Copy every line, leaving nothing out and adding nothing.
# # #
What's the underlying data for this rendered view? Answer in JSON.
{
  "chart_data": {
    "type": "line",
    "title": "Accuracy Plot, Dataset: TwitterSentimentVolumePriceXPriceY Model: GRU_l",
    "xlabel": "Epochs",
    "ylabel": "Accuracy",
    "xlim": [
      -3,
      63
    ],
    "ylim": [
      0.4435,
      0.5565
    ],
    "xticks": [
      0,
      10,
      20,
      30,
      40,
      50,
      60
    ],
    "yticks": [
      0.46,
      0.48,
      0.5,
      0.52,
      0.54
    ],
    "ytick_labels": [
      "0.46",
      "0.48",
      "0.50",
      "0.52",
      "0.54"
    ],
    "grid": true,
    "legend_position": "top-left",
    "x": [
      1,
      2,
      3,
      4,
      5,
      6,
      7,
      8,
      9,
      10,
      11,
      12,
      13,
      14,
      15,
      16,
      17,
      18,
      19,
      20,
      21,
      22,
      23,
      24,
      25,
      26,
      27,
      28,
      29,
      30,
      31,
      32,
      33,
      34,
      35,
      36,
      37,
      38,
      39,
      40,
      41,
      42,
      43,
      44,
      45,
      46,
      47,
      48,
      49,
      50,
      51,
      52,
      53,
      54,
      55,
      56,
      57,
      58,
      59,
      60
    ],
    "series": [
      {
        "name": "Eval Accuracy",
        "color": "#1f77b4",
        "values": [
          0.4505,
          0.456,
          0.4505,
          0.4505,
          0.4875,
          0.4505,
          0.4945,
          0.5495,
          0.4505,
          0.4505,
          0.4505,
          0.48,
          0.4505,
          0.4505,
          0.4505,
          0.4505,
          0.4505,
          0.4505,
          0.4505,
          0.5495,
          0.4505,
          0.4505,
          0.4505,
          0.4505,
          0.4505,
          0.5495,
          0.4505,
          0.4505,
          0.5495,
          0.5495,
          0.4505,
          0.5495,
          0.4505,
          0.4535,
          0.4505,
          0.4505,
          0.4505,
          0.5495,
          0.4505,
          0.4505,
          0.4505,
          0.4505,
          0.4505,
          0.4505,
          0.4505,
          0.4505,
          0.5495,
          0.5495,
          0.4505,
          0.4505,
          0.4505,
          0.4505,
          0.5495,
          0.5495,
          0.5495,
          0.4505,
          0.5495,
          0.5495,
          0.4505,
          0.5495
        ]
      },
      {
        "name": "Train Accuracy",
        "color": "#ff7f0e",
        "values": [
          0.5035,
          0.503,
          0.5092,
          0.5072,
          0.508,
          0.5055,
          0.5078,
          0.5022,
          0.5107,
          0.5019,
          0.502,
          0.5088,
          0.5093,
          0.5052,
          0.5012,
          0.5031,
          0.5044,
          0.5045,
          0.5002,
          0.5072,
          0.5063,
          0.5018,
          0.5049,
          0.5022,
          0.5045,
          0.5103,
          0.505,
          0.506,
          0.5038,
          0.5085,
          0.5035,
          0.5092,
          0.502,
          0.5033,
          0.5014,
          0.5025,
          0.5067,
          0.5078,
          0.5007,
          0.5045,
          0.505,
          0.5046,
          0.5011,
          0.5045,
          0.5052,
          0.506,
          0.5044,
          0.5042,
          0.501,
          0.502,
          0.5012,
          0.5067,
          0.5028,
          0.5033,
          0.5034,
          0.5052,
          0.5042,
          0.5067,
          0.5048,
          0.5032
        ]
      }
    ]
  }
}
# # #
= Reply =
What's the underlying data for this rendered view? Answer in JSON.
{
  "chart_data": {
    "type": "line",
    "title": "Accuracy Plot, Dataset: TwitterSentimentVolumePriceXPriceY Model: GRU_l",
    "xlabel": "Epochs",
    "ylabel": "Accuracy",
    "xlim": [
      -3,
      63
    ],
    "ylim": [
      0.4435,
      0.5565
    ],
    "xticks": [
      0,
      10,
      20,
      30,
      40,
      50,
      60
    ],
    "yticks": [
      0.46,
      0.48,
      0.5,
      0.52,
      0.54
    ],
    "ytick_labels": [
      "0.46",
      "0.48",
      "0.50",
      "0.52",
      "0.54"
    ],
    "grid": true,
    "legend_position": "top-left",
    "x": [
      1,
      2,
      3,
      4,
      5,
      6,
      7,
      8,
      9,
      10,
      11,
      12,
      13,
      14,
      15,
      16,
      17,
      18,
      19,
      20,
      21,
      22,
      23,
      24,
      25,
      26,
      27,
      28,
      29,
      30,
      31,
      32,
      33,
      34,
      35,
      36,
      37,
      38,
      39,
      40,
      41,
      42,
      43,
      44,
      45,
      46,
      47,
      48,
      49,
      50,
      51,
      52,
      53,
      54,
      55,
      56,
      57,
      58,
      59,
      60
    ],
    "series": [
      {
        "name": "Eval Accuracy",
        "color": "#1f77b4",
        "values": [
          0.4505,
          0.456,
          0.4505,
          0.4505,
          0.4875,
          0.4505,
          0.4945,
          0.5495,
          0.4505,
          0.4505,
          0.4505,
          0.48,
          0.4505,
          0.4505,
          0.4505,
          0.4505,
          0.4505,
          0.4505,
          0.4505,
          0.5495,
          0.4505,
          0.4505,
          0.4505,
          0.4505,
          0.4505,
          0.5495,
          0.4505,
          0.4505,
          0.5495,
          0.5495,
          0.4505,
          0.5495,
          0.4505,
          0.4535,
          0.4505,
          0.4505,
          0.4505,
          0.5495,
          0.4505,
          0.4505,
          0.4505,
          0.4505,
          0.4505,
          0.4505,
          0.4505,
          0.4505,
          0.5495,
          0.5495,
          0.4505,
          0.4505,
          0.4505,
          0.4505,
          0.5495,
          0.5495,
          0.5495,
          0.4505,
          0.5495,
          0.5495,
          0.4505,
          0.5495
        ]
      },
      {
        "name": "Train Accuracy",
        "color": "#ff7f0e",
        "values": [
          0.5035,
          0.503,
          0.5092,
          0.5072,
          0.508,
          0.5055,
          0.5078,
          0.5022,
          0.5107,
          0.5019,
          0.502,
          0.5088,
          0.5093,
          0.5052,
          0.5012,
          0.5031,
          0.5044,
          0.5045,
          0.5002,
          0.5072,
          0.5063,
          0.5018,
          0.5049,
          0.5022,
          0.5045,
          0.5103,
          0.505,
          0.506,
          0.5038,
          0.5085,
          0.5035,
          0.5092,
          0.502,
          0.5033,
          0.5014,
          0.5025,
          0.5067,
          0.5078,
          0.5007,
          0.5045,
          0.505,
          0.5046,
          0.5011,
          0.5045,
          0.5052,
          0.506,
          0.5044,
          0.5042,
          0.501,
          0.502,
          0.5012,
          0.5067,
          0.5028,
          0.5033,
          0.5034,
          0.5052,
          0.5042,
          0.5067,
          0.5048,
          0.5032
        ]
      }
    ]
  }
}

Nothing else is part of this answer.